# What is asked
Please state how many lines in the records contain the string "into", with no words besides the number.

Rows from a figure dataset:
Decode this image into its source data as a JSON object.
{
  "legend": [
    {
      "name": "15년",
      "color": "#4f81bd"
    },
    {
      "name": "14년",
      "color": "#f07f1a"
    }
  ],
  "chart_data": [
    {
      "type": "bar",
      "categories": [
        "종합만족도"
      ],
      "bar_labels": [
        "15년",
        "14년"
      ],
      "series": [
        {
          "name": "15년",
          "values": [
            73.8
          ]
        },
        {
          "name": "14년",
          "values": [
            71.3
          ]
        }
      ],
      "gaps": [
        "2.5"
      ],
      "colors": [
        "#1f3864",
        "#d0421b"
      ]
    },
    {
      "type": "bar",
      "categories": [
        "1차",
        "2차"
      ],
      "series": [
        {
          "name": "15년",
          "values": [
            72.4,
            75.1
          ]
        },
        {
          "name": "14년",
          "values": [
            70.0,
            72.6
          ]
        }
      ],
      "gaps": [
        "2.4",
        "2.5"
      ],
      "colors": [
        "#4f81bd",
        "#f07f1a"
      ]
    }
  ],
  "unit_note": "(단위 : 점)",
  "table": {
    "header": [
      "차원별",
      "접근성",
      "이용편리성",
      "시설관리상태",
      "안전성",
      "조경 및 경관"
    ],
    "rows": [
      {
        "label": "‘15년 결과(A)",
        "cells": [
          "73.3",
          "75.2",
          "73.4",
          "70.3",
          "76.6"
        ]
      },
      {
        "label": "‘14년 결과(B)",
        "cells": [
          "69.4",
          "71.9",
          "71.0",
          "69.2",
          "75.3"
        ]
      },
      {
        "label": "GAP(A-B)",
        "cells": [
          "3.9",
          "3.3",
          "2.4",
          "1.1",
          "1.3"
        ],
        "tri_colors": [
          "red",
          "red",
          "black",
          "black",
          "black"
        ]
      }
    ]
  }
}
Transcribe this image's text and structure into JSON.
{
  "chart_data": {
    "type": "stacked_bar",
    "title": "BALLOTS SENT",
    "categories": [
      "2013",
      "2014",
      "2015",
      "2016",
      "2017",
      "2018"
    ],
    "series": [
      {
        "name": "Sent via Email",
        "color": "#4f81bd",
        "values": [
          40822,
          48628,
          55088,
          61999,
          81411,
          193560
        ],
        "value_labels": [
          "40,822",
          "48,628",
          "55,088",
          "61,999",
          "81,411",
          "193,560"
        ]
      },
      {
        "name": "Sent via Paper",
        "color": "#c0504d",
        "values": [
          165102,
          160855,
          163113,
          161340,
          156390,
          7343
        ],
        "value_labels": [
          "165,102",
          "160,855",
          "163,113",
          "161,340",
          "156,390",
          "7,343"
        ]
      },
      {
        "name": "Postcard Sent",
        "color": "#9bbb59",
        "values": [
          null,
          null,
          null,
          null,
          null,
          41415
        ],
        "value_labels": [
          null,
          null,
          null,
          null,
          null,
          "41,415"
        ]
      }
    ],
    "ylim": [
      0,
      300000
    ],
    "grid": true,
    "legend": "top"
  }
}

# Full response
2